*Exercise aim:* Retype the performance optimization workflow text, everything from "Metrics Layer: Memory" down to "and material/keyword switching.".

*Provided passage:*
____

Performance Optimization - Full PR Workflow

Workflow Overview

Tools Layer: Unity (Profiler / Frame Debugger / Memory Profiler / Overdraw) + Platform Tools (e.g., Xcode/Metal) + Scripting (Lua Profiler) + Project-level Regression (UPR/Automated Reports)
Metrics Layer: Memory / CPU / GPU (organized by “What to Collect → Common Signals → Common Fixes”)
Process Layer: Reproduce → Baseline → Locate → Solution → Implementation → Comparison → Regression → PR Report → Monitoring & Rollback

Toolset Summary

Internal Unity Tools

Profiler

The most frequently used tool for investigating performance causes. Tutorial:https://zhanglan.pages.dev/en/blog/unity_profiler_usage

FrameDebugger

Mainly used for troubleshooting render order, Pass/Draw Call composition, batching status, and material/keyword switching.

____

*Raw data:*
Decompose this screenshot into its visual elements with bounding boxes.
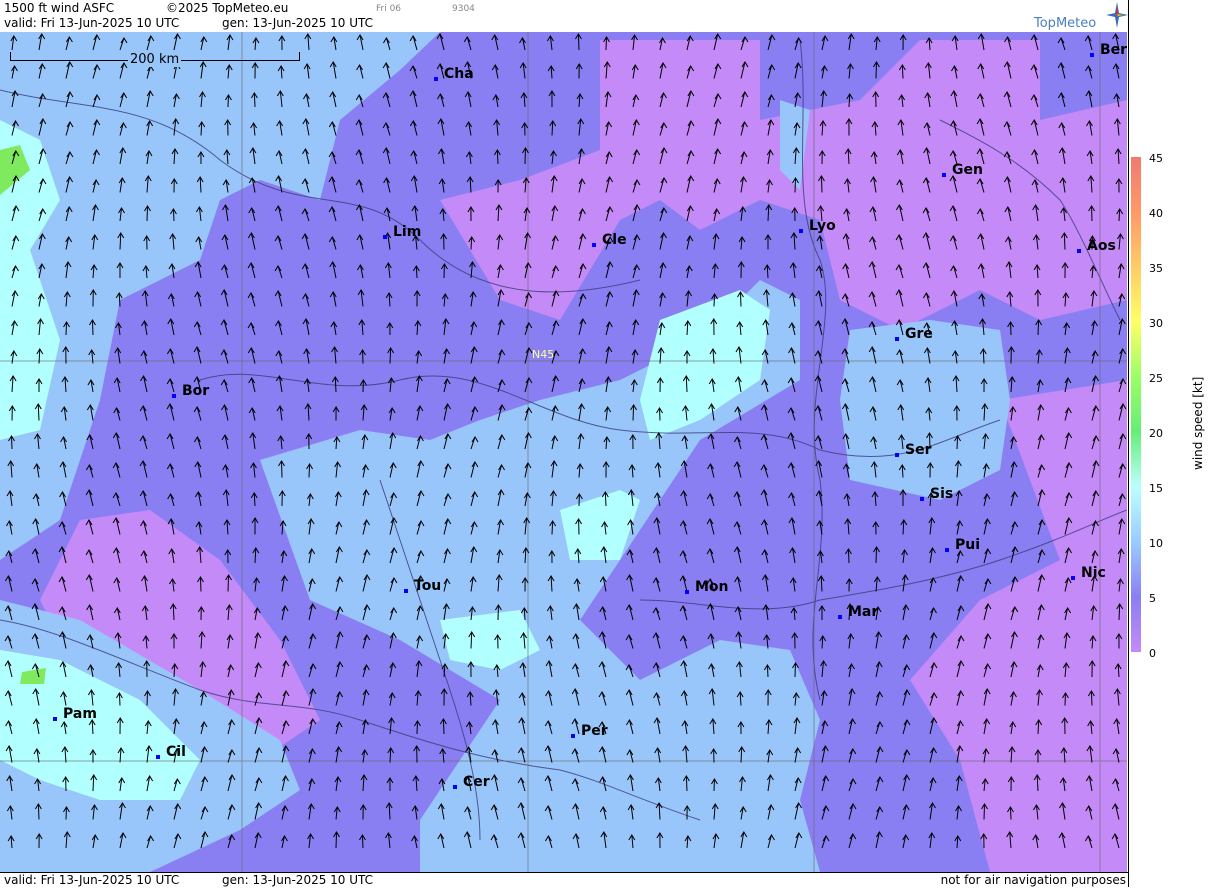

____

*Result for this exercise:*
Metrics Layer: Memory / CPU / GPU (organized by “What to Collect → Common Signals → Common Fixes”)
Process Layer: Reproduce → Baseline → Locate → Solution → Implementation → Comparison → Regression → PR Report → Monitoring & Rollback

Toolset Summary

Internal Unity Tools

Profiler

The most frequently used tool for investigating performance causes. Tutorial:https://zhanglan.pages.dev/en/blog/unity_profiler_usage

FrameDebugger

Mainly used for troubleshooting render order, Pass/Draw Call composition, batching status, and material/keyword switching.